▸ Exercise brief
Omit all pictures, then retype the data exactly as given.

▸ Data section
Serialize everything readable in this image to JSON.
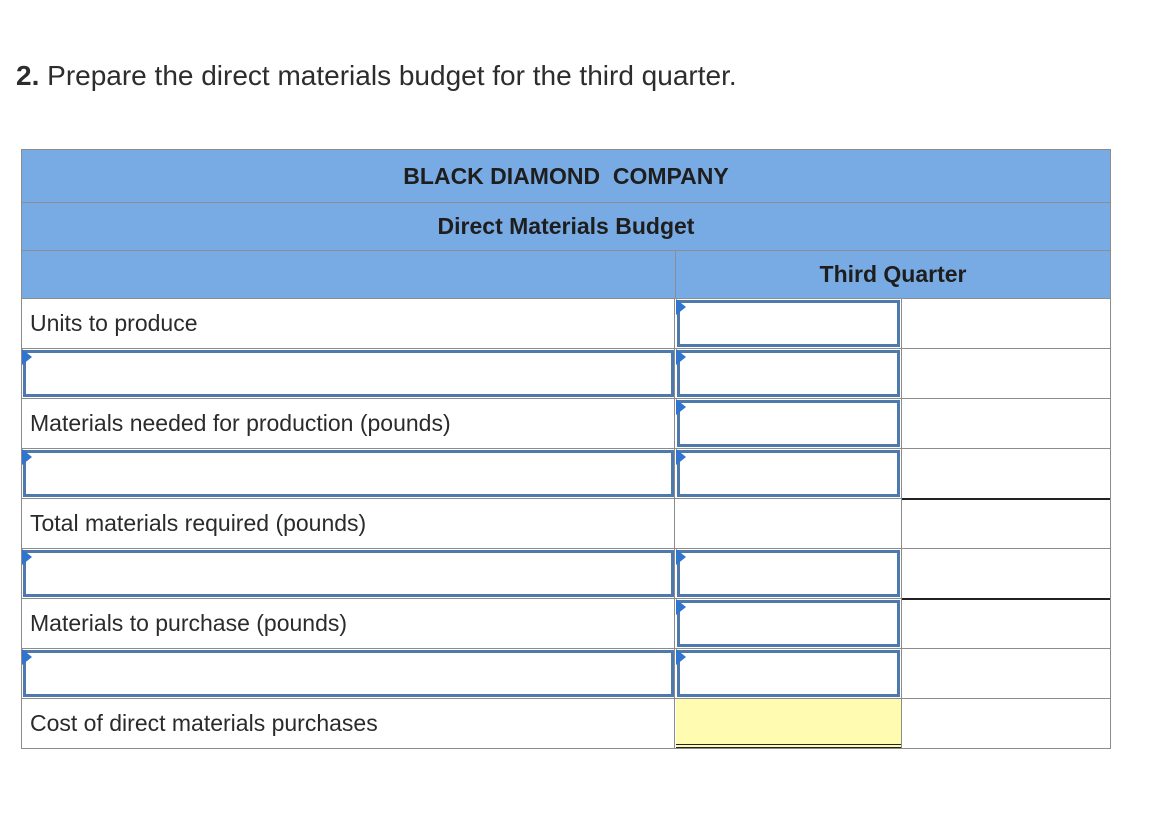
{
  "question": {
    "number": "2.",
    "text": "Prepare the direct materials budget for the third quarter."
  },
  "budget": {
    "company": "BLACK DIAMOND  COMPANY",
    "title": "Direct Materials Budget",
    "column_header": "Third Quarter",
    "rows": [
      {
        "label": "Units to produce",
        "label_editable": false,
        "value_editable": true,
        "value": ""
      },
      {
        "label": "",
        "label_editable": true,
        "value_editable": true,
        "value": ""
      },
      {
        "label": "Materials needed for production (pounds)",
        "label_editable": false,
        "value_editable": true,
        "value": ""
      },
      {
        "label": "",
        "label_editable": true,
        "value_editable": true,
        "value": ""
      },
      {
        "label": "Total materials required (pounds)",
        "label_editable": false,
        "value_editable": false,
        "value": ""
      },
      {
        "label": "",
        "label_editable": true,
        "value_editable": true,
        "value": ""
      },
      {
        "label": "Materials to purchase (pounds)",
        "label_editable": false,
        "value_editable": true,
        "value": ""
      },
      {
        "label": "",
        "label_editable": true,
        "value_editable": true,
        "value": ""
      },
      {
        "label": "Cost of direct materials purchases",
        "label_editable": false,
        "value_editable": false,
        "value": "",
        "value_highlight": "#fffbb0"
      }
    ]
  },
  "colors": {
    "header_blue": "#78abe4",
    "input_border": "#4e79ad",
    "marker": "#2f74cf",
    "answer_highlight": "#fffbb0"
  }
}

▸ Result of the exercise
Serialize everything readable in this image to JSON.
{
  "question": {
    "number": "2.",
    "text": "Prepare the direct materials budget for the third quarter."
  },
  "budget": {
    "company": "BLACK DIAMOND  COMPANY",
    "title": "Direct Materials Budget",
    "column_header": "Third Quarter",
    "rows": [
      {
        "label": "Units to produce",
        "label_editable": false,
        "value_editable": true,
        "value": ""
      },
      {
        "label": "",
        "label_editable": true,
        "value_editable": true,
        "value": ""
      },
      {
        "label": "Materials needed for production (pounds)",
        "label_editable": false,
        "value_editable": true,
        "value": ""
      },
      {
        "label": "",
        "label_editable": true,
        "value_editable": true,
        "value": ""
      },
      {
        "label": "Total materials required (pounds)",
        "label_editable": false,
        "value_editable": false,
        "value": ""
      },
      {
        "label": "",
        "label_editable": true,
        "value_editable": true,
        "value": ""
      },
      {
        "label": "Materials to purchase (pounds)",
        "label_editable": false,
        "value_editable": true,
        "value": ""
      },
      {
        "label": "",
        "label_editable": true,
        "value_editable": true,
        "value": ""
      },
      {
        "label": "Cost of direct materials purchases",
        "label_editable": false,
        "value_editable": false,
        "value": "",
        "value_highlight": "#fffbb0"
      }
    ]
  },
  "colors": {
    "header_blue": "#78abe4",
    "input_border": "#4e79ad",
    "marker": "#2f74cf",
    "answer_highlight": "#fffbb0"
  }
}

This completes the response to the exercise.